[Aim of the exercise]:
From the entries below, say how many lines carry the word "Ketamine", and give nothing but the number.

___ Information provided

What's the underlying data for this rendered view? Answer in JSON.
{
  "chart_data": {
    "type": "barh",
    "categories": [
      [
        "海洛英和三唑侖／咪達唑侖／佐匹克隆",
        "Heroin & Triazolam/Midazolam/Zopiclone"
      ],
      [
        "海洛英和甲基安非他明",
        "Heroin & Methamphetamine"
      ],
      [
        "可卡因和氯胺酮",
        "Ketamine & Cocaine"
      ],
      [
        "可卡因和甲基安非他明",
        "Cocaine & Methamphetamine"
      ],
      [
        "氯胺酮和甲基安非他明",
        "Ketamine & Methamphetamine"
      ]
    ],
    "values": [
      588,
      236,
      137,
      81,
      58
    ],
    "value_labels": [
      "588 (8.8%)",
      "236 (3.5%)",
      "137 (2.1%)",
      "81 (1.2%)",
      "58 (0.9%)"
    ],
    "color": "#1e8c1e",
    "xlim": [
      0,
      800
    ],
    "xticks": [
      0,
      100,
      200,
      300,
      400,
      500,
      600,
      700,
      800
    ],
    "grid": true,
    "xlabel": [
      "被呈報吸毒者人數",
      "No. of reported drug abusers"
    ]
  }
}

______

[Full answer]:
2